EXTRACTED MATERIAL:
* * *

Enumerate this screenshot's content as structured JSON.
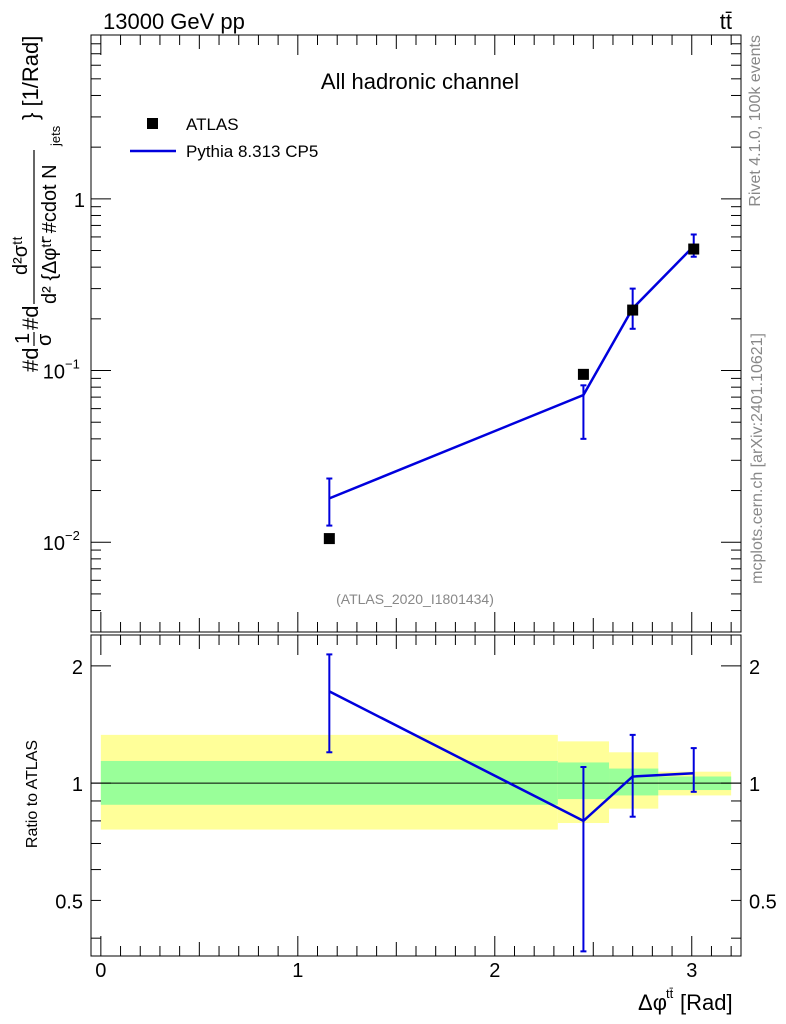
{
  "header": {
    "energy_label": "13000 GeV pp",
    "process_label": "tt̄"
  },
  "side_labels": {
    "rivet": "Rivet 4.1.0,  100k events",
    "mcplots": "mcplots.cern.ch [arXiv:2401.10621]"
  },
  "chart_data": [
    {
      "type": "scatter",
      "title": "All hadronic channel",
      "analysis_label": "(ATLAS_2020_I1801434)",
      "ylabel": "#d1/σ#d d²σ^tt / d²{Δφ^tt̄ #cdot N_jets} [1/Rad]",
      "ylabel_parts": {
        "left": "#d",
        "frac_num": "1",
        "frac_den": "σ",
        "mid": "#d",
        "big_num": "d²σᵗᵗ",
        "big_den": "d² {Δφᵗᵗ̄ #cdot N",
        "big_den_sub": "jets",
        "units": "} [1/Rad]"
      },
      "yscale": "log",
      "ylim": [
        0.003,
        9
      ],
      "xlim": [
        -0.05,
        3.25
      ],
      "yticks": [
        {
          "value": 0.01,
          "label": "10",
          "sup": "−2"
        },
        {
          "value": 0.1,
          "label": "10",
          "sup": "−1"
        },
        {
          "value": 1,
          "label": "1",
          "sup": ""
        }
      ],
      "legend": [
        "ATLAS",
        "Pythia 8.313 CP5"
      ],
      "legend_placement": "top-left",
      "series": [
        {
          "name": "ATLAS",
          "style": "markers",
          "color": "#000000",
          "x": [
            1.16,
            2.45,
            2.7,
            3.01
          ],
          "y": [
            0.0105,
            0.095,
            0.225,
            0.51
          ],
          "err_low": [
            0.0005,
            0.008,
            0.02,
            0.04
          ],
          "err_high": [
            0.0005,
            0.008,
            0.02,
            0.04
          ]
        },
        {
          "name": "Pythia 8.313 CP5",
          "style": "line",
          "color": "#0000dd",
          "x": [
            1.16,
            2.45,
            2.7,
            3.01
          ],
          "y": [
            0.018,
            0.072,
            0.23,
            0.53
          ],
          "err_low": [
            0.0055,
            0.032,
            0.055,
            0.07
          ],
          "err_high": [
            0.0055,
            0.01,
            0.07,
            0.09
          ]
        }
      ]
    },
    {
      "type": "line",
      "ylabel": "Ratio to ATLAS",
      "xlabel": "Δφ^tt̄ [Rad]",
      "xlabel_parts": {
        "main": "Δφ",
        "sup": "tt̄",
        "units": " [Rad]"
      },
      "yscale": "log",
      "ylim": [
        0.36,
        2.4
      ],
      "xlim": [
        -0.05,
        3.25
      ],
      "xticks": [
        0,
        1,
        2,
        3
      ],
      "yticks": [
        {
          "value": 0.5,
          "label": "0.5"
        },
        {
          "value": 1,
          "label": "1"
        },
        {
          "value": 2,
          "label": "2"
        }
      ],
      "reference_line": 1,
      "bands": [
        {
          "name": "outer",
          "color": "#ffff99",
          "bins": [
            {
              "x0": 0.0,
              "x1": 2.32,
              "lo": 0.76,
              "hi": 1.33
            },
            {
              "x0": 2.32,
              "x1": 2.58,
              "lo": 0.79,
              "hi": 1.28
            },
            {
              "x0": 2.58,
              "x1": 2.83,
              "lo": 0.86,
              "hi": 1.2
            },
            {
              "x0": 2.83,
              "x1": 3.2,
              "lo": 0.93,
              "hi": 1.07
            }
          ]
        },
        {
          "name": "inner",
          "color": "#99ff99",
          "bins": [
            {
              "x0": 0.0,
              "x1": 2.32,
              "lo": 0.88,
              "hi": 1.14
            },
            {
              "x0": 2.32,
              "x1": 2.58,
              "lo": 0.91,
              "hi": 1.13
            },
            {
              "x0": 2.58,
              "x1": 2.83,
              "lo": 0.93,
              "hi": 1.09
            },
            {
              "x0": 2.83,
              "x1": 3.2,
              "lo": 0.96,
              "hi": 1.04
            }
          ]
        }
      ],
      "series": [
        {
          "name": "Pythia 8.313 CP5",
          "color": "#0000dd",
          "x": [
            1.16,
            2.45,
            2.7,
            3.01
          ],
          "y": [
            1.72,
            0.8,
            1.04,
            1.06
          ],
          "err_low": [
            0.52,
            0.43,
            0.22,
            0.11
          ],
          "err_high": [
            0.42,
            0.3,
            0.29,
            0.17
          ]
        }
      ]
    }
  ]
}
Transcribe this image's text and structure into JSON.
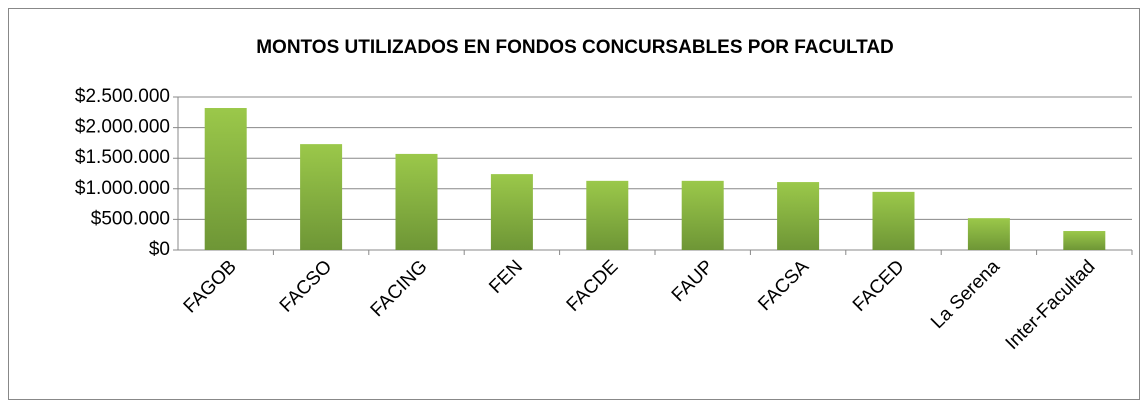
{
  "chart_data": {
    "type": "bar",
    "title": "MONTOS UTILIZADOS EN FONDOS CONCURSABLES POR FACULTAD",
    "categories": [
      "FAGOB",
      "FACSO",
      "FACING",
      "FEN",
      "FACDE",
      "FAUP",
      "FACSA",
      "FACED",
      "La Serena",
      "Inter-Facultad"
    ],
    "values": [
      2320000,
      1730000,
      1570000,
      1240000,
      1130000,
      1130000,
      1110000,
      950000,
      520000,
      310000
    ],
    "color": "#9bc84a",
    "ylim": [
      0,
      2500000
    ],
    "yticks": [
      {
        "value": 0,
        "label": "$0"
      },
      {
        "value": 500000,
        "label": "$500.000"
      },
      {
        "value": 1000000,
        "label": "$1.000.000"
      },
      {
        "value": 1500000,
        "label": "$1.500.000"
      },
      {
        "value": 2000000,
        "label": "$2.000.000"
      },
      {
        "value": 2500000,
        "label": "$2.500.000"
      }
    ],
    "grid": true
  }
}
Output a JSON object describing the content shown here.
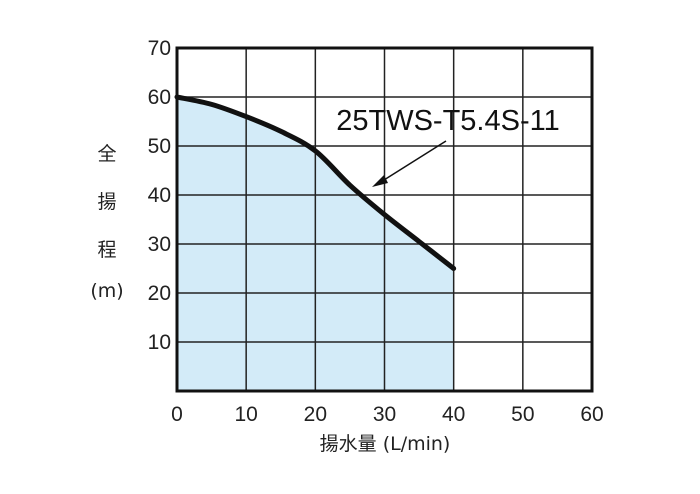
{
  "chart_data": {
    "type": "area",
    "title": "",
    "xlabel": "揚水量 (L/min)",
    "ylabel": [
      "全",
      "揚",
      "程",
      "(m)"
    ],
    "xlim": [
      0,
      60
    ],
    "ylim": [
      0,
      70
    ],
    "xticks": [
      0,
      10,
      20,
      30,
      40,
      50,
      60
    ],
    "yticks": [
      10,
      20,
      30,
      40,
      50,
      60,
      70
    ],
    "grid": true,
    "fill_color": "#d3ebf8",
    "line_color": "#111111",
    "series": [
      {
        "name": "25TWS-T5.4S-11",
        "x": [
          0,
          5,
          10,
          15,
          20,
          25,
          30,
          35,
          40
        ],
        "y": [
          60,
          58.5,
          56,
          53,
          49,
          42,
          36,
          30.5,
          25
        ]
      }
    ],
    "annotation": {
      "text": "25TWS-T5.4S-11",
      "points_to_x": 28
    }
  }
}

* * *

EXERCISE BRIEF:
Copy every line of the entries above in which "content" occurs.

EXERCISE RESULT:
Enumerate this screenshot's content as structured JSON.
Output a JSON object describing the content shown here.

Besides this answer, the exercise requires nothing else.